• INSTRUCTIONS FOR THE TASK
Please copy every line of the records below that holds the word "不符合题意".

-- BEGIN DATA SECTION --

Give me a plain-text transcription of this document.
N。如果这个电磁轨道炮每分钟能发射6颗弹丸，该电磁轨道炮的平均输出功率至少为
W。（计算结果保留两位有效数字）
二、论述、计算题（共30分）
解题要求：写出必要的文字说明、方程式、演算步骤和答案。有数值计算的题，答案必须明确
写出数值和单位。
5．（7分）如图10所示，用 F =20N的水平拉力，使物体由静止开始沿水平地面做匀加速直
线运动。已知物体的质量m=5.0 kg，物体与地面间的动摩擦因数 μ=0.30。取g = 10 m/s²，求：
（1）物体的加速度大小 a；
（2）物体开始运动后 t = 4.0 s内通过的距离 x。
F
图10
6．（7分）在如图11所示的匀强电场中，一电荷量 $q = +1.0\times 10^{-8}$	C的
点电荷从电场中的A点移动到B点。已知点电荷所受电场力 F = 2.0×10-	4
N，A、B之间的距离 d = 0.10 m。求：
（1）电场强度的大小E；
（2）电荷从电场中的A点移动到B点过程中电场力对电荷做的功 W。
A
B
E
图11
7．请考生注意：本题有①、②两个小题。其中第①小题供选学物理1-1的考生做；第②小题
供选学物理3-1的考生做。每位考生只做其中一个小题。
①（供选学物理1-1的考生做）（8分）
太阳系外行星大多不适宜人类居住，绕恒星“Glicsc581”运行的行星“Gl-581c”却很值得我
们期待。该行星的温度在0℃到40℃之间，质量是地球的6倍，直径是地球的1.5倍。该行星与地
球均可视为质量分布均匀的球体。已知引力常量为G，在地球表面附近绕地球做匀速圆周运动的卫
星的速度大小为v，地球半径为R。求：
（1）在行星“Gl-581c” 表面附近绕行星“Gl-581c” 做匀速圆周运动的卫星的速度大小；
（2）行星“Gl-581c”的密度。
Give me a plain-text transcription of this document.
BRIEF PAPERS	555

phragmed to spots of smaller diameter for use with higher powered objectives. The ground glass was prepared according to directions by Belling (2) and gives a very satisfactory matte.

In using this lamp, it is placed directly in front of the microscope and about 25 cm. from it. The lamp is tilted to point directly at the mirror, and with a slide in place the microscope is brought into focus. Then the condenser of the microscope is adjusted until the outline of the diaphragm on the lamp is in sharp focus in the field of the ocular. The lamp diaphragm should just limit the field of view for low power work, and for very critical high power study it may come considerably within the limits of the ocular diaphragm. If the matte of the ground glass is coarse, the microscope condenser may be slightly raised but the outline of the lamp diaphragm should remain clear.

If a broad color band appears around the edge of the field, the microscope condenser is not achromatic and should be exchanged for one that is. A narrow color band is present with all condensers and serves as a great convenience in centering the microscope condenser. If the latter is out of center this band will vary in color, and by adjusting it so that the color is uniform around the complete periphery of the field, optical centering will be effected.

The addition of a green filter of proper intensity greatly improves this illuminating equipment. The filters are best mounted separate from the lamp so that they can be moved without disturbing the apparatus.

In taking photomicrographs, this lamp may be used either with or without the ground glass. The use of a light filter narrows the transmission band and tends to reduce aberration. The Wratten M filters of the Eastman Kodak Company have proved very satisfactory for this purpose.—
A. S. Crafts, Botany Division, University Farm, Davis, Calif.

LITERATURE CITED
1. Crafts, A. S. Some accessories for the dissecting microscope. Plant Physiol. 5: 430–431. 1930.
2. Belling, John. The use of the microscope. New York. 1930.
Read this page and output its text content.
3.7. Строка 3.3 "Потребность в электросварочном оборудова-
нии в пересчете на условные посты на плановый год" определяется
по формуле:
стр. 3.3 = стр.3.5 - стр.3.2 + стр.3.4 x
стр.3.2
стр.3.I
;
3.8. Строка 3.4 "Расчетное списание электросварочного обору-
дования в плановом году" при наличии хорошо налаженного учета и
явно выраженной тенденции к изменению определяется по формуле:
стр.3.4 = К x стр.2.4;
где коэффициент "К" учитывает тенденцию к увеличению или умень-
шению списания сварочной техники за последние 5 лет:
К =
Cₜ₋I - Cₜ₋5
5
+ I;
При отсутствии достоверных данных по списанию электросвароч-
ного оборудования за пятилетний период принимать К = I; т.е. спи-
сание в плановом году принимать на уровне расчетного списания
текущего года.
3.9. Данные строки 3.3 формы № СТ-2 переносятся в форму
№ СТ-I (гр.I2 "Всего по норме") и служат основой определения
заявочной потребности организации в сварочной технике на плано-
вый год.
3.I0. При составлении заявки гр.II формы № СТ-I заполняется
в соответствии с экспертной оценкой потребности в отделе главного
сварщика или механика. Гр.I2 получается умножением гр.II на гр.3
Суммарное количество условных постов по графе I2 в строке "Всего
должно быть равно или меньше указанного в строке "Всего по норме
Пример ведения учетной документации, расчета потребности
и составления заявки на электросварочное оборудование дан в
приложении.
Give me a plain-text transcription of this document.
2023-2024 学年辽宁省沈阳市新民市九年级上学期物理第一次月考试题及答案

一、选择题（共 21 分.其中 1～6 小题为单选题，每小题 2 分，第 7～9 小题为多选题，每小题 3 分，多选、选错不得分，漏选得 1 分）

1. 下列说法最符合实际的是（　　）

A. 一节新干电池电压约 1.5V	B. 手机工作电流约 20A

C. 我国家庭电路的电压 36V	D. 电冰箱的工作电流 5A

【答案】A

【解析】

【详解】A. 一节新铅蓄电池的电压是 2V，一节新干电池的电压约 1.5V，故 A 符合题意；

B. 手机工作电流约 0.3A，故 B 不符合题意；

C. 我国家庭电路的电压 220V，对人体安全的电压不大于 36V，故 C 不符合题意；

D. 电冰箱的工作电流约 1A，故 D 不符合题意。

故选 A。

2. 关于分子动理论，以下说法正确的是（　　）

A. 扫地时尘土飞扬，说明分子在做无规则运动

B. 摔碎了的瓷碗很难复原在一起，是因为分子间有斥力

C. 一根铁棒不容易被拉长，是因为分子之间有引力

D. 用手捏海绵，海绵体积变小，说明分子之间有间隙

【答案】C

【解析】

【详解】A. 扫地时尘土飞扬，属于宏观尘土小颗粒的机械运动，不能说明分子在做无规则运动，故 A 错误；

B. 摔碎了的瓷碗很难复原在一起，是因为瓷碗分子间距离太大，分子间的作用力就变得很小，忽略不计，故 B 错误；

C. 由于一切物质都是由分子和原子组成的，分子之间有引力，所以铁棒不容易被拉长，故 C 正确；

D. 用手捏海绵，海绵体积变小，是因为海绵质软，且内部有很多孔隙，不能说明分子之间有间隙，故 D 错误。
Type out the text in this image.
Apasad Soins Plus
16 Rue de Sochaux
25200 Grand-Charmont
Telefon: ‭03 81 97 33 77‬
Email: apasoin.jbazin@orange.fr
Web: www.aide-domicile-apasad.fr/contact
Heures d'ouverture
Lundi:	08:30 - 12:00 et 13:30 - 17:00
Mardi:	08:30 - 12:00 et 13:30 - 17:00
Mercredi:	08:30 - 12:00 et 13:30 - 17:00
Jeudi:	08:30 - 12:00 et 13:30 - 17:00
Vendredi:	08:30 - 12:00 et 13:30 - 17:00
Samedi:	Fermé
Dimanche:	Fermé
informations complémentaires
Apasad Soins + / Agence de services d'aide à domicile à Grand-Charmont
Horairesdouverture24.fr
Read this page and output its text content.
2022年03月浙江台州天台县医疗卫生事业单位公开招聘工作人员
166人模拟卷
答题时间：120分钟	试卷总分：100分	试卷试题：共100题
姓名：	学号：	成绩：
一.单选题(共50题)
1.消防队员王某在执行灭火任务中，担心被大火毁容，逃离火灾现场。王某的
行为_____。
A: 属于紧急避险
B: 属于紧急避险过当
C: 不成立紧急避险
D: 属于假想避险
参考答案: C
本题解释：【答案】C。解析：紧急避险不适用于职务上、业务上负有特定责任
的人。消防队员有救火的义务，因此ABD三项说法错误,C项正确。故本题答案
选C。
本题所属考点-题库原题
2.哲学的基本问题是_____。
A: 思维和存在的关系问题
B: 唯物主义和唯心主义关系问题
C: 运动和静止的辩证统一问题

-- END DATA SECTION --

• SOLUTION
B. 手机工作电流约 0.3A，故 B 不符合题意；
C. 我国家庭电路的电压 220V，对人体安全的电压不大于 36V，故 C 不符合题意；
D. 电冰箱的工作电流约 1A，故 D 不符合题意。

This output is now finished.